## [Selected excerpt]
"""

Re: [PATCH RESEND v2 6/8] KVM: x86/pmu: Defer counter emulated overflow via pmc->stale_counter

From: Sean Christopherson
Date: Tue Aug 30 2022 - 14:00:16 EST


On Tue, Aug 23, 2022, Like Xu wrote:
> From: Like Xu <likexu@xxxxxxxxxxx>
>
> There are contextual restrictions on the functions that can be called
> in the *_exit_handlers_fastpath path, for example calling
> pmc_reprogram_counter() brings up a host complaint like:

State the actual problem instead of forcing the reader to decipher that from the
stacktrace.

> [*] BUG: sleeping function called from invalid context at kernel/locking/mutex.c:580
> [*] in_atomic(): 1, irqs_disabled(): 1, non_block: 0, pid: 2981888, name: CPU 15/KVM
> [*] preempt_count: 1, expected: 0
> [*] RCU nest depth: 0, expected: 0
> [*] INFO: lockdep is turned off.

"""

## [Bounding box annotations]
"""

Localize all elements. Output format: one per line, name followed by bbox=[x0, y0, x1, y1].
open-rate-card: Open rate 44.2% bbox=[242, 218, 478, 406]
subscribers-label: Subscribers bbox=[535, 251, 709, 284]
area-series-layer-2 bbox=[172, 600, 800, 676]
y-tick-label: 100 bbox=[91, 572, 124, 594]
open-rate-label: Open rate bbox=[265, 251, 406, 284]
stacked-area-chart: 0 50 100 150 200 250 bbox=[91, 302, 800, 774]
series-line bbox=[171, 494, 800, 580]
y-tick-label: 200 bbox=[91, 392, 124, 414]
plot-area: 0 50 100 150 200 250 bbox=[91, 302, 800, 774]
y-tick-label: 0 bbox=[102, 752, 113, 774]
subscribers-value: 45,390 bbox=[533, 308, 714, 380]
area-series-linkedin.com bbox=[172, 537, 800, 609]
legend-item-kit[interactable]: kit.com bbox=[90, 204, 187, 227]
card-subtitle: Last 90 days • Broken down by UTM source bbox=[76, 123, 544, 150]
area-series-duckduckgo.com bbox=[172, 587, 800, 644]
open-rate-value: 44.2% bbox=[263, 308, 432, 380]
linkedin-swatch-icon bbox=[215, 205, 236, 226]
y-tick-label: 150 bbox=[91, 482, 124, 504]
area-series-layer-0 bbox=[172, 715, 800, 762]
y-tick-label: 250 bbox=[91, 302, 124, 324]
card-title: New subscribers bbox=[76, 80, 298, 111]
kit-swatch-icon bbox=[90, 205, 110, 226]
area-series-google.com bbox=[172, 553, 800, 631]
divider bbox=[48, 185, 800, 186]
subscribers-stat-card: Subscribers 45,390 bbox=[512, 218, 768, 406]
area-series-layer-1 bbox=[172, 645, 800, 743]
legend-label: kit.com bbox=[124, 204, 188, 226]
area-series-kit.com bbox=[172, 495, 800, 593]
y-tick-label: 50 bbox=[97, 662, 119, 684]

"""

## [What this exercise asks]
a - Please translate this sentence from the KVM patch reply into Spanish: "State the actual problem instead of forcing the reader to decipher that from the stacktrace."
b - Answer these questions using the KVM patch reply.
(i) Who is the sender of the reply?
(ii) On what date did Like Xu write the quoted message?
(iii) Which function, when called in the fastpath, brings up the host complaint?
c - Transcribe the KVM patch reply between "On Tue, Aug" and "stacktrace.", inclusive.

## [Answers to the exercise]
a - Indique el problema real en lugar de obligar al lector a descifrarlo a partir de la traza de la pila.

b -
(i) Sean Christopherson
(ii) Tuesday, August 23, 2022
(iii) pmc_reprogram_counter()

c -
On Tue, Aug 23, 2022, Like Xu wrote:
> From: Like Xu <likexu@xxxxxxxxxxx>
>
> There are contextual restrictions on the functions that can be called
> in the *_exit_handlers_fastpath path, for example calling
> pmc_reprogram_counter() brings up a host complaint like:

State the actual problem instead of forcing the reader to decipher that from the
stacktrace.